* _WHAT NEEDS TO BE DONE_: Read the records and gather each line that includes "nServer".

* _RECORDS FOR THE TASK_:
• • • • • • •

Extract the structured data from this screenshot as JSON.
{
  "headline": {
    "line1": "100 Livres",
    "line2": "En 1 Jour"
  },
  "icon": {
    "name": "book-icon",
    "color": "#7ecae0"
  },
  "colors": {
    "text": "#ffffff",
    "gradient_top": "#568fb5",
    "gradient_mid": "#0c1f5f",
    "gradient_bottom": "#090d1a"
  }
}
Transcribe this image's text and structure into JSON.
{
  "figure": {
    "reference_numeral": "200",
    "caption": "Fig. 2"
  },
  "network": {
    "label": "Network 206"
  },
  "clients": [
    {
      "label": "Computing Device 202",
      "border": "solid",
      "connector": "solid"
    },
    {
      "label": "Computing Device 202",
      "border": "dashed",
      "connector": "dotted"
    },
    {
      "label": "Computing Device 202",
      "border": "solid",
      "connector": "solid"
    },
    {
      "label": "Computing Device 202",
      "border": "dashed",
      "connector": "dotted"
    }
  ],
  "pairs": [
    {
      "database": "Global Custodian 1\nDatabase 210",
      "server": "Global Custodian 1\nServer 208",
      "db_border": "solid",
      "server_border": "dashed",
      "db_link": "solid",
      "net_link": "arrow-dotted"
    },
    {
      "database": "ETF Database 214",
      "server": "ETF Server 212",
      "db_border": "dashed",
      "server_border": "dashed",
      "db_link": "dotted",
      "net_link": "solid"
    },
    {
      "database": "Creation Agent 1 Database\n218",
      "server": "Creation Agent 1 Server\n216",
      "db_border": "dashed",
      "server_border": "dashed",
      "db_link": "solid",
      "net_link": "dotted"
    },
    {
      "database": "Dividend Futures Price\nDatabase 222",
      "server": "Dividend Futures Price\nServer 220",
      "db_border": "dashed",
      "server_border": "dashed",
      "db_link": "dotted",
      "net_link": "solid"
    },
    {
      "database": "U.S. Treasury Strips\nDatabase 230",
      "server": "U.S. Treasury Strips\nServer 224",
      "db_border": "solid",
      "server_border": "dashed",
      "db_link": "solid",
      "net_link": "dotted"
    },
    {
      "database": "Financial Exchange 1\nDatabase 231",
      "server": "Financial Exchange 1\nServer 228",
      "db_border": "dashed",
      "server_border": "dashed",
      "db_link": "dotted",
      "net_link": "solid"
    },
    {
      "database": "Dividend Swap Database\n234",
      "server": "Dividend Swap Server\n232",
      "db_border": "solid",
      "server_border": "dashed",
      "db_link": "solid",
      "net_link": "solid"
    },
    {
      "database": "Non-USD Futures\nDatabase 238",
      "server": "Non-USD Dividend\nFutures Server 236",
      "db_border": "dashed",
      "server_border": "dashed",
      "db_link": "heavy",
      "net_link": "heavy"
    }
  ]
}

• • • • • • •

* _WRITTEN ANSWER_:
      "server": "Global Custodian 1\nServer 208",
      "server": "Dividend Futures Price\nServer 220",
      "server": "U.S. Treasury Strips\nServer 224",
      "server": "Financial Exchange 1\nServer 228",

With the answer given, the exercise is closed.